AIM OF THE EXERCISE:
Lift out each line of the data that holds "version".
Start
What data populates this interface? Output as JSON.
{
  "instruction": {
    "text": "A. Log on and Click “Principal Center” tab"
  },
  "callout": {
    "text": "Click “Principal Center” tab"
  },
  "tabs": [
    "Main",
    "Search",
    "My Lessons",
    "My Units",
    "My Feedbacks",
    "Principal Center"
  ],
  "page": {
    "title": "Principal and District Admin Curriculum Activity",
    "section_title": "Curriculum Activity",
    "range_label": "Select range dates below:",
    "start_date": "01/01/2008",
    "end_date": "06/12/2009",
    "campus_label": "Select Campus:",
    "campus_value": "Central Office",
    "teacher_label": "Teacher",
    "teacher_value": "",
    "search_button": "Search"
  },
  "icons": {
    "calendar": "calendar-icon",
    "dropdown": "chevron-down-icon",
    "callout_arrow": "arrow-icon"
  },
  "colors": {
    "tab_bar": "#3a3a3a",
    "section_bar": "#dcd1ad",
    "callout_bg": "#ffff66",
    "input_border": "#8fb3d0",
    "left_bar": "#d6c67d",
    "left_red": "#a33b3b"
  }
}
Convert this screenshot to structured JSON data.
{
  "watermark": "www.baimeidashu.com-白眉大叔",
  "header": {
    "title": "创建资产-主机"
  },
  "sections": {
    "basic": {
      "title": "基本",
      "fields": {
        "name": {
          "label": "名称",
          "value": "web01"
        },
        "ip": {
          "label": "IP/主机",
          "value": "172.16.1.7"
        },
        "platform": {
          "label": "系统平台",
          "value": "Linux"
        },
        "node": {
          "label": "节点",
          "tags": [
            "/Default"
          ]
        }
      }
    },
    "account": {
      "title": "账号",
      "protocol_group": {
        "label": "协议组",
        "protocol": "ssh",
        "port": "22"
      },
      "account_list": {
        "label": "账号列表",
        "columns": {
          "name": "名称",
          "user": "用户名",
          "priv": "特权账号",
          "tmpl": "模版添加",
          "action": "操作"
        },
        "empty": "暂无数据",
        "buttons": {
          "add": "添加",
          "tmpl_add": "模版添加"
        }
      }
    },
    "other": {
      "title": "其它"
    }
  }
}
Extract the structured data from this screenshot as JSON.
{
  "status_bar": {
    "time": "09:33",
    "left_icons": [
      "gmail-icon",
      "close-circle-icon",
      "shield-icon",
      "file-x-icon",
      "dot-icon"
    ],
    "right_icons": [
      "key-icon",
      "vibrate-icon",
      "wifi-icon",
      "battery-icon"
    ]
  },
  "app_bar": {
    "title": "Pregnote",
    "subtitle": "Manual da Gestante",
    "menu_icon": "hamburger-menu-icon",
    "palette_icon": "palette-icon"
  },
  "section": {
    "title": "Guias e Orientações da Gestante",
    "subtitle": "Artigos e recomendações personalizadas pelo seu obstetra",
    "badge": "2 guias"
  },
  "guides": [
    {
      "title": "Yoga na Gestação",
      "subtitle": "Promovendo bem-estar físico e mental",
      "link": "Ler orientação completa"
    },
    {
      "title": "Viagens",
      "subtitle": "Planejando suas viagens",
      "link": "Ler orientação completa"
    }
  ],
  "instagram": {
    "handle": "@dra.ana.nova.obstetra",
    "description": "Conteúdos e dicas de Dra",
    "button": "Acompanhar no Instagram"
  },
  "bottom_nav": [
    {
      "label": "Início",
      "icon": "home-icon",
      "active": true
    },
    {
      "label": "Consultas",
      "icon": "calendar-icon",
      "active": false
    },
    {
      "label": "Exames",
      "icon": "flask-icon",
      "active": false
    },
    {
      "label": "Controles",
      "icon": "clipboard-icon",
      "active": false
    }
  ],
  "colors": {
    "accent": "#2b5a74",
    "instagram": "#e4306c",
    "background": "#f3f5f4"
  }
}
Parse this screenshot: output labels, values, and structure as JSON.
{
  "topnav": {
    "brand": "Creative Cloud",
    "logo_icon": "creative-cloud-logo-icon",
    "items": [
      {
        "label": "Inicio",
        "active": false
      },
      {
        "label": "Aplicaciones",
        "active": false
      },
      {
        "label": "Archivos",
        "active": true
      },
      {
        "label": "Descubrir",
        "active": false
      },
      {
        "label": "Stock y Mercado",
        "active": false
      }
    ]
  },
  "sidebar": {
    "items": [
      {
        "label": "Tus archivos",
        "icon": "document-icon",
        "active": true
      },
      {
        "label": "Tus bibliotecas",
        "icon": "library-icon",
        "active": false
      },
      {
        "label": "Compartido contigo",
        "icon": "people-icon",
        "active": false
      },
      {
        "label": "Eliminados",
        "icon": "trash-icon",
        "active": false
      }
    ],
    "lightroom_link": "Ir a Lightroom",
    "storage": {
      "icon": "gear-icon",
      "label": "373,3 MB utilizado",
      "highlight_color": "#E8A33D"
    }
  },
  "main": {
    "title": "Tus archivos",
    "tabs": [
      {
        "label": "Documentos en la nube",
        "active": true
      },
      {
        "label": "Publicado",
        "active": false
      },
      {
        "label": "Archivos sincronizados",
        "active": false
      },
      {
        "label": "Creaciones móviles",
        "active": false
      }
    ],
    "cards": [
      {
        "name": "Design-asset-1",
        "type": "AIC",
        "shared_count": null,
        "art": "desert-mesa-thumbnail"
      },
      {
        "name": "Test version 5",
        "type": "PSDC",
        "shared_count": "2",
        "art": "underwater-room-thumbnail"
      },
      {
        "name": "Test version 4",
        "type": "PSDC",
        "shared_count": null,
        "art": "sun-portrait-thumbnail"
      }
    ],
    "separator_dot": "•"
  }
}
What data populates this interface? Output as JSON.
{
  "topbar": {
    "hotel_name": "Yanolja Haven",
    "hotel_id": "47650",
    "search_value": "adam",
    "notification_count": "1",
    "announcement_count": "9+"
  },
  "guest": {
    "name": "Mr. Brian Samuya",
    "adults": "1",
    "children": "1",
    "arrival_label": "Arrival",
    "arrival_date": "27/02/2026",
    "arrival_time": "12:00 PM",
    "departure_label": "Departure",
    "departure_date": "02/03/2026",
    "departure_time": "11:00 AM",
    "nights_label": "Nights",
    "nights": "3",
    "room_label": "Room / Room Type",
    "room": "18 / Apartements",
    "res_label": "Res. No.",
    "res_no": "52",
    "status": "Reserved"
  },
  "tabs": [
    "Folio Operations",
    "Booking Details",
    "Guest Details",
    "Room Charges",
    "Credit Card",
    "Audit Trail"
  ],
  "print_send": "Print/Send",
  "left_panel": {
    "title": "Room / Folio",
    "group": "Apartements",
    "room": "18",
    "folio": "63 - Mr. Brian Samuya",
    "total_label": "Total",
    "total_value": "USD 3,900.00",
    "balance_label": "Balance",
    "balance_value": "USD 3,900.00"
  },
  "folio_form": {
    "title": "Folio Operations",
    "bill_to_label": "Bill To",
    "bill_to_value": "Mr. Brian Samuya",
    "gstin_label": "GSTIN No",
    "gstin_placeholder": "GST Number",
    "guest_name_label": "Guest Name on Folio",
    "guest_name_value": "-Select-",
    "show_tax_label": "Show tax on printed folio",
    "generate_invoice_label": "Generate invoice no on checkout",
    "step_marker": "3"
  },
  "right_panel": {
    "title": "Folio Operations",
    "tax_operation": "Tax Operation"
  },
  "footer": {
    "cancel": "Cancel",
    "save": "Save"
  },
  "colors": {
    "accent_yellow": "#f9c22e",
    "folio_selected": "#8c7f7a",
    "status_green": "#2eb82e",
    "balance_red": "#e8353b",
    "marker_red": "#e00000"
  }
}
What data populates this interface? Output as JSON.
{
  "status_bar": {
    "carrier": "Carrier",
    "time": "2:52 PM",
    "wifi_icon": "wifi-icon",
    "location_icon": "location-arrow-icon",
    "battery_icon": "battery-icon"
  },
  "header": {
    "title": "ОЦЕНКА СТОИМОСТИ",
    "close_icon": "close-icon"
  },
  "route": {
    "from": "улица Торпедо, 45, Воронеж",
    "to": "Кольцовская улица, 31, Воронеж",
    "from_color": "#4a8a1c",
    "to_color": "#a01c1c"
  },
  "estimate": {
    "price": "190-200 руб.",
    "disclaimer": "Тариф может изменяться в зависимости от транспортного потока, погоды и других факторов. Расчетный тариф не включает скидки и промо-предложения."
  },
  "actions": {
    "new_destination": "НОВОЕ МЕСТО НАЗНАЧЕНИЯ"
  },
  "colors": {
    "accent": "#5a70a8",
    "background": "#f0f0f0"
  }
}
End
FULL OUTPUT:
        "name": "Test version 5",
        "name": "Test version 4",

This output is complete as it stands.